# [Record extracts]
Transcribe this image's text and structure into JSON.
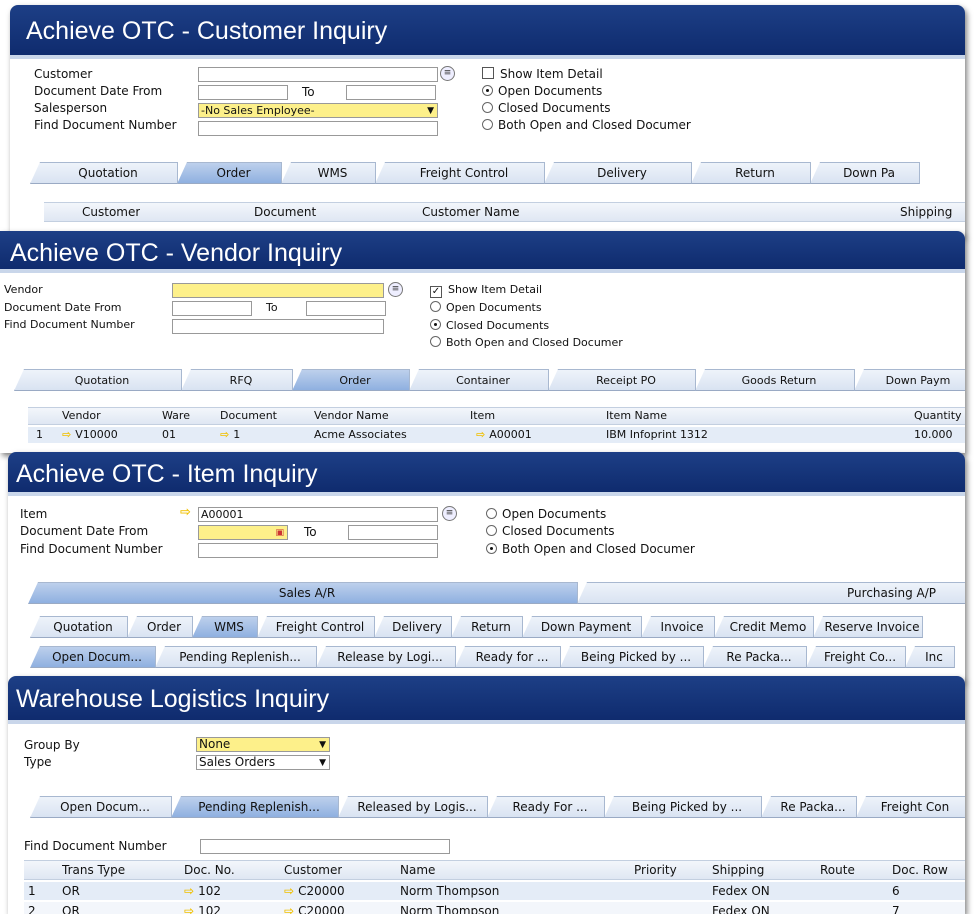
{
  "customer": {
    "title": "Achieve OTC - Customer Inquiry",
    "labels": {
      "customer": "Customer",
      "date_from": "Document Date From",
      "to": "To",
      "salesperson": "Salesperson",
      "find": "Find Document Number"
    },
    "salesperson_value": "-No Sales Employee-",
    "options": {
      "item_detail": "Show Item Detail",
      "open": "Open Documents",
      "closed": "Closed Documents",
      "both": "Both Open and Closed Documer"
    },
    "tabs": [
      "Quotation",
      "Order",
      "WMS",
      "Freight Control",
      "Delivery",
      "Return",
      "Down Pa"
    ],
    "columns": [
      "Customer",
      "Document",
      "Customer Name",
      "Shipping"
    ]
  },
  "vendor": {
    "title": "Achieve OTC - Vendor Inquiry",
    "labels": {
      "vendor": "Vendor",
      "date_from": "Document Date From",
      "to": "To",
      "find": "Find Document Number"
    },
    "options": {
      "item_detail": "Show Item Detail",
      "open": "Open Documents",
      "closed": "Closed Documents",
      "both": "Both Open and Closed Documer"
    },
    "tabs": [
      "Quotation",
      "RFQ",
      "Order",
      "Container",
      "Receipt PO",
      "Goods Return",
      "Down Paym"
    ],
    "columns": [
      "Vendor",
      "Ware",
      "Document",
      "Vendor Name",
      "Item",
      "Item Name",
      "Quantity"
    ],
    "row": {
      "num": "1",
      "vendor": "V10000",
      "ware": "01",
      "document": "1",
      "vendor_name": "Acme Associates",
      "item": "A00001",
      "item_name": "IBM Infoprint 1312",
      "quantity": "10.000"
    }
  },
  "item": {
    "title": "Achieve OTC - Item Inquiry",
    "labels": {
      "item": "Item",
      "date_from": "Document Date From",
      "to": "To",
      "find": "Find Document Number"
    },
    "item_value": "A00001",
    "options": {
      "open": "Open Documents",
      "closed": "Closed Documents",
      "both": "Both Open and Closed Documer"
    },
    "top_tabs": [
      "Sales A/R",
      "Purchasing A/P"
    ],
    "tabs": [
      "Quotation",
      "Order",
      "WMS",
      "Freight Control",
      "Delivery",
      "Return",
      "Down Payment",
      "Invoice",
      "Credit Memo",
      "Reserve Invoice"
    ],
    "subtabs": [
      "Open Docum...",
      "Pending Replenish...",
      "Release by Logi...",
      "Ready for ...",
      "Being Picked by ...",
      "Re Packa...",
      "Freight Co...",
      "Inc"
    ]
  },
  "warehouse": {
    "title": "Warehouse Logistics Inquiry",
    "labels": {
      "group_by": "Group By",
      "type": "Type",
      "find": "Find Document Number"
    },
    "group_value": "None",
    "type_value": "Sales Orders",
    "tabs": [
      "Open Docum...",
      "Pending Replenish...",
      "Released by Logis...",
      "Ready For ...",
      "Being Picked by ...",
      "Re Packa...",
      "Freight Con"
    ],
    "columns": [
      "Trans Type",
      "Doc. No.",
      "Customer",
      "Name",
      "Priority",
      "Shipping",
      "Route",
      "Doc. Row"
    ],
    "rows": [
      {
        "num": "1",
        "type": "OR",
        "doc": "102",
        "customer": "C20000",
        "name": "Norm Thompson",
        "shipping": "Fedex ON",
        "row": "6"
      },
      {
        "num": "2",
        "type": "OR",
        "doc": "102",
        "customer": "C20000",
        "name": "Norm Thompson",
        "shipping": "Fedex ON",
        "row": "7"
      }
    ]
  },
  "colors": {
    "titlebar": "#1d3f86",
    "highlight": "#fdf08a",
    "active_tab": "#9bb8e4",
    "arrow": "#f0c000"
  }
}
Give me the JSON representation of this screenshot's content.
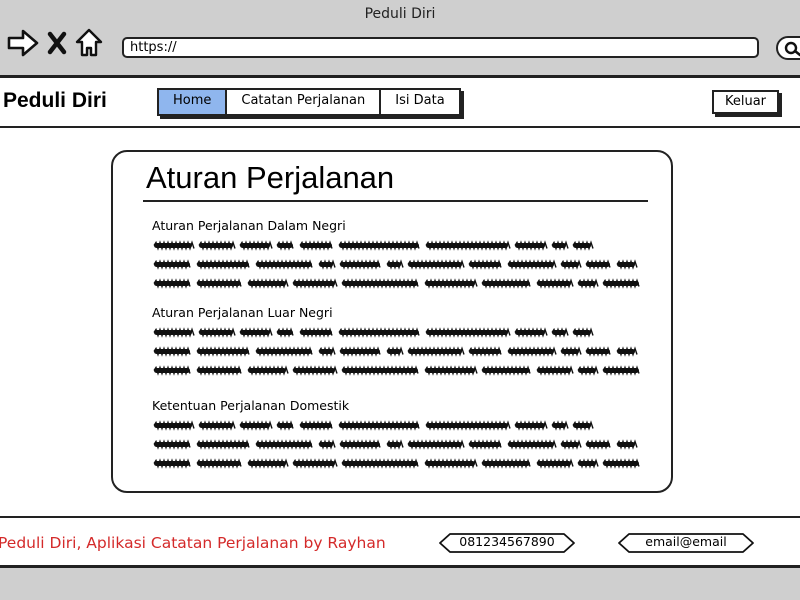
{
  "browser": {
    "title": "Peduli Diri",
    "url": "https://"
  },
  "header": {
    "brand": "Peduli Diri",
    "tabs": [
      {
        "label": "Home",
        "active": true
      },
      {
        "label": "Catatan Perjalanan",
        "active": false
      },
      {
        "label": "Isi Data",
        "active": false
      }
    ],
    "logout_label": "Keluar"
  },
  "main": {
    "title": "Aturan Perjalanan",
    "sections": [
      {
        "heading": "Aturan Perjalanan Dalam Negri"
      },
      {
        "heading": "Aturan Perjalanan Luar Negri"
      },
      {
        "heading": "Ketentuan Perjalanan Domestik"
      }
    ]
  },
  "footer": {
    "text": "Peduli Diri, Aplikasi Catatan Perjalanan by Rayhan",
    "phone": "081234567890",
    "email": "email@email"
  },
  "colors": {
    "active_tab": "#8fb6ee",
    "footer_text": "#d42a2a",
    "chrome": "#cfcfcf"
  }
}
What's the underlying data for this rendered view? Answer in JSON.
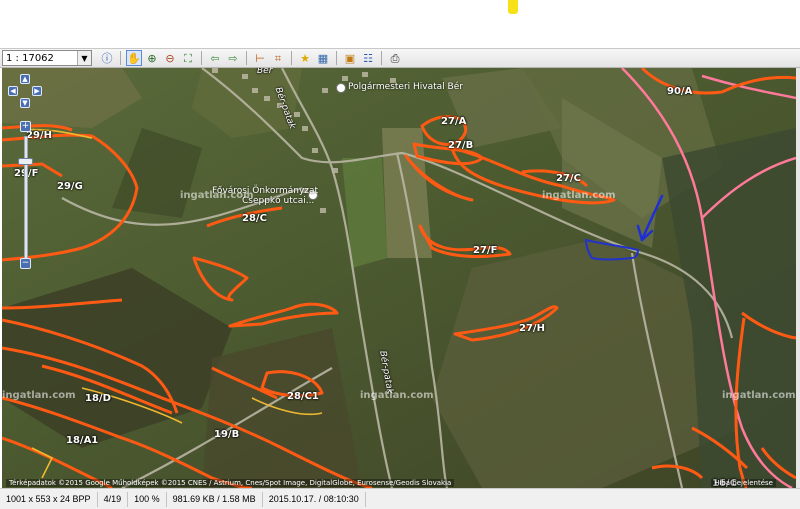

# [Goal of the exercise]
Make an exact copy of the records shown above, without the pictures.

# [Response for this exercise]
Transcribe this image's text and structure into JSON.
{
  "customer": {
    "title": "Achieve OTC - Customer Inquiry",
    "labels": {
      "customer": "Customer",
      "date_from": "Document Date From",
      "to": "To",
      "salesperson": "Salesperson",
      "find": "Find Document Number"
    },
    "salesperson_value": "-No Sales Employee-",
    "options": {
      "item_detail": "Show Item Detail",
      "open": "Open Documents",
      "closed": "Closed Documents",
      "both": "Both Open and Closed Documer"
    },
    "tabs": [
      "Quotation",
      "Order",
      "WMS",
      "Freight Control",
      "Delivery",
      "Return",
      "Down Pa"
    ],
    "columns": [
      "Customer",
      "Document",
      "Customer Name",
      "Shipping"
    ]
  },
  "vendor": {
    "title": "Achieve OTC - Vendor Inquiry",
    "labels": {
      "vendor": "Vendor",
      "date_from": "Document Date From",
      "to": "To",
      "find": "Find Document Number"
    },
    "options": {
      "item_detail": "Show Item Detail",
      "open": "Open Documents",
      "closed": "Closed Documents",
      "both": "Both Open and Closed Documer"
    },
    "tabs": [
      "Quotation",
      "RFQ",
      "Order",
      "Container",
      "Receipt PO",
      "Goods Return",
      "Down Paym"
    ],
    "columns": [
      "Vendor",
      "Ware",
      "Document",
      "Vendor Name",
      "Item",
      "Item Name",
      "Quantity"
    ],
    "row": {
      "num": "1",
      "vendor": "V10000",
      "ware": "01",
      "document": "1",
      "vendor_name": "Acme Associates",
      "item": "A00001",
      "item_name": "IBM Infoprint 1312",
      "quantity": "10.000"
    }
  },
  "item": {
    "title": "Achieve OTC - Item Inquiry",
    "labels": {
      "item": "Item",
      "date_from": "Document Date From",
      "to": "To",
      "find": "Find Document Number"
    },
    "item_value": "A00001",
    "options": {
      "open": "Open Documents",
      "closed": "Closed Documents",
      "both": "Both Open and Closed Documer"
    },
    "top_tabs": [
      "Sales A/R",
      "Purchasing A/P"
    ],
    "tabs": [
      "Quotation",
      "Order",
      "WMS",
      "Freight Control",
      "Delivery",
      "Return",
      "Down Payment",
      "Invoice",
      "Credit Memo",
      "Reserve Invoice"
    ],
    "subtabs": [
      "Open Docum...",
      "Pending Replenish...",
      "Release by Logi...",
      "Ready for ...",
      "Being Picked by ...",
      "Re Packa...",
      "Freight Co...",
      "Inc"
    ]
  },
  "warehouse": {
    "title": "Warehouse Logistics Inquiry",
    "labels": {
      "group_by": "Group By",
      "type": "Type",
      "find": "Find Document Number"
    },
    "group_value": "None",
    "type_value": "Sales Orders",
    "tabs": [
      "Open Docum...",
      "Pending Replenish...",
      "Released by Logis...",
      "Ready For ...",
      "Being Picked by ...",
      "Re Packa...",
      "Freight Con"
    ],
    "columns": [
      "Trans Type",
      "Doc. No.",
      "Customer",
      "Name",
      "Priority",
      "Shipping",
      "Route",
      "Doc. Row"
    ],
    "rows": [
      {
        "num": "1",
        "type": "OR",
        "doc": "102",
        "customer": "C20000",
        "name": "Norm Thompson",
        "shipping": "Fedex ON",
        "row": "6"
      },
      {
        "num": "2",
        "type": "OR",
        "doc": "102",
        "customer": "C20000",
        "name": "Norm Thompson",
        "shipping": "Fedex ON",
        "row": "7"
      }
    ]
  },
  "colors": {
    "titlebar": "#1d3f86",
    "highlight": "#fdf08a",
    "active_tab": "#9bb8e4",
    "arrow": "#f0c000"
  }
}
Give me the JSON representation of this screenshot's content.
{
  "browser": {
    "title": "Peduli Diri",
    "url": "https://"
  },
  "header": {
    "brand": "Peduli Diri",
    "tabs": [
      {
        "label": "Home",
        "active": true
      },
      {
        "label": "Catatan Perjalanan",
        "active": false
      },
      {
        "label": "Isi Data",
        "active": false
      }
    ],
    "logout_label": "Keluar"
  },
  "main": {
    "title": "Aturan Perjalanan",
    "sections": [
      {
        "heading": "Aturan Perjalanan Dalam Negri"
      },
      {
        "heading": "Aturan Perjalanan Luar Negri"
      },
      {
        "heading": "Ketentuan Perjalanan Domestik"
      }
    ]
  },
  "footer": {
    "text": "Peduli Diri, Aplikasi Catatan Perjalanan by Rayhan",
    "phone": "081234567890",
    "email": "email@email"
  },
  "colors": {
    "active_tab": "#8fb6ee",
    "footer_text": "#d42a2a",
    "chrome": "#cfcfcf"
  }
}
What's the underlying data for this rendered view? Answer in JSON.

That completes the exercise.